§ What is being asked: Below you will find a set of lines. Repeat them all exactly.

§ Rows:
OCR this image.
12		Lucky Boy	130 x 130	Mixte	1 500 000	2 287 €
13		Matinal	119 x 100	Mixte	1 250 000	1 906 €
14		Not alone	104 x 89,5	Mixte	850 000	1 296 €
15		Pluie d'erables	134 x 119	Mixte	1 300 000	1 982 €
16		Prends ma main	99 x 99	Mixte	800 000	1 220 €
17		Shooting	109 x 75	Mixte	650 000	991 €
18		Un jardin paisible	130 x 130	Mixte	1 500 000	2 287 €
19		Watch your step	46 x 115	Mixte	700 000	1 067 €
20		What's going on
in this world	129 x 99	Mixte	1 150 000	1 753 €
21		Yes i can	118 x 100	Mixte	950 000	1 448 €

§ Answer below:
OCR this image.
12		Lucky Boy	130 x 130	Mixte	1 500 000	2 287 €
13		Matinal	119 x 100	Mixte	1 250 000	1 906 €
14		Not alone	104 x 89,5	Mixte	850 000	1 296 €
15		Pluie d'erables	134 x 119	Mixte	1 300 000	1 982 €
16		Prends ma main	99 x 99	Mixte	800 000	1 220 €
17		Shooting	109 x 75	Mixte	650 000	991 €
18		Un jardin paisible	130 x 130	Mixte	1 500 000	2 287 €
19		Watch your step	46 x 115	Mixte	700 000	1 067 €
20		What's going on
in this world	129 x 99	Mixte	1 150 000	1 753 €
21		Yes i can	118 x 100	Mixte	950 000	1 448 €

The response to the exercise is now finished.